**WHAT NEEDS TO BE DONE**
Copy the entries below exactly. Images do not belong in the copy.

**RECORDS FOR THIS TASK**
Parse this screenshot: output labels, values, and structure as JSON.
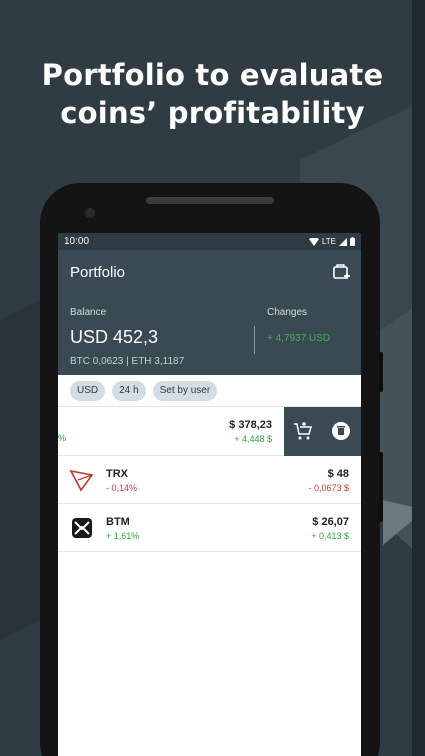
{
  "headline": {
    "line1": "Portfolio to evaluate",
    "line2": "coins’ profitability"
  },
  "status_bar": {
    "time": "10:00",
    "network": "LTE",
    "icons": [
      "wifi-icon",
      "signal-icon",
      "battery-icon"
    ]
  },
  "app": {
    "title": "Portfolio",
    "add_wallet_icon": "wallet-add-icon",
    "balance": {
      "label": "Balance",
      "value": "USD 452,3",
      "sub": "BTC 0,0623 | ETH 3,1187"
    },
    "changes": {
      "label": "Changes",
      "value": "+ 4,7937 USD"
    }
  },
  "filters": [
    "USD",
    "24 h",
    "Set by user"
  ],
  "swiped_row": {
    "left_fragment": "%",
    "value": "$ 378,23",
    "change": "+ 4,448 $",
    "actions": [
      "cart-add-icon",
      "delete-icon"
    ]
  },
  "coins": [
    {
      "symbol": "TRX",
      "pct": "- 0,14%",
      "value": "$ 48",
      "change": "- 0,0673 $",
      "trend": "down",
      "icon": "tron-logo-icon"
    },
    {
      "symbol": "BTM",
      "pct": "+ 1,61%",
      "value": "$ 26,07",
      "change": "+ 0,413 $",
      "trend": "up",
      "icon": "bytom-logo-icon"
    }
  ],
  "colors": {
    "background": "#2f3c43",
    "appbar": "#3a4a52",
    "positive": "#2fa244",
    "negative": "#d23a3a",
    "chip": "#d3dde3"
  }
}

**IN RESPONSE**
Parse this screenshot: output labels, values, and structure as JSON.
{
  "headline": {
    "line1": "Portfolio to evaluate",
    "line2": "coins’ profitability"
  },
  "status_bar": {
    "time": "10:00",
    "network": "LTE",
    "icons": [
      "wifi-icon",
      "signal-icon",
      "battery-icon"
    ]
  },
  "app": {
    "title": "Portfolio",
    "add_wallet_icon": "wallet-add-icon",
    "balance": {
      "label": "Balance",
      "value": "USD 452,3",
      "sub": "BTC 0,0623 | ETH 3,1187"
    },
    "changes": {
      "label": "Changes",
      "value": "+ 4,7937 USD"
    }
  },
  "filters": [
    "USD",
    "24 h",
    "Set by user"
  ],
  "swiped_row": {
    "left_fragment": "%",
    "value": "$ 378,23",
    "change": "+ 4,448 $",
    "actions": [
      "cart-add-icon",
      "delete-icon"
    ]
  },
  "coins": [
    {
      "symbol": "TRX",
      "pct": "- 0,14%",
      "value": "$ 48",
      "change": "- 0,0673 $",
      "trend": "down",
      "icon": "tron-logo-icon"
    },
    {
      "symbol": "BTM",
      "pct": "+ 1,61%",
      "value": "$ 26,07",
      "change": "+ 0,413 $",
      "trend": "up",
      "icon": "bytom-logo-icon"
    }
  ],
  "colors": {
    "background": "#2f3c43",
    "appbar": "#3a4a52",
    "positive": "#2fa244",
    "negative": "#d23a3a",
    "chip": "#d3dde3"
  }
}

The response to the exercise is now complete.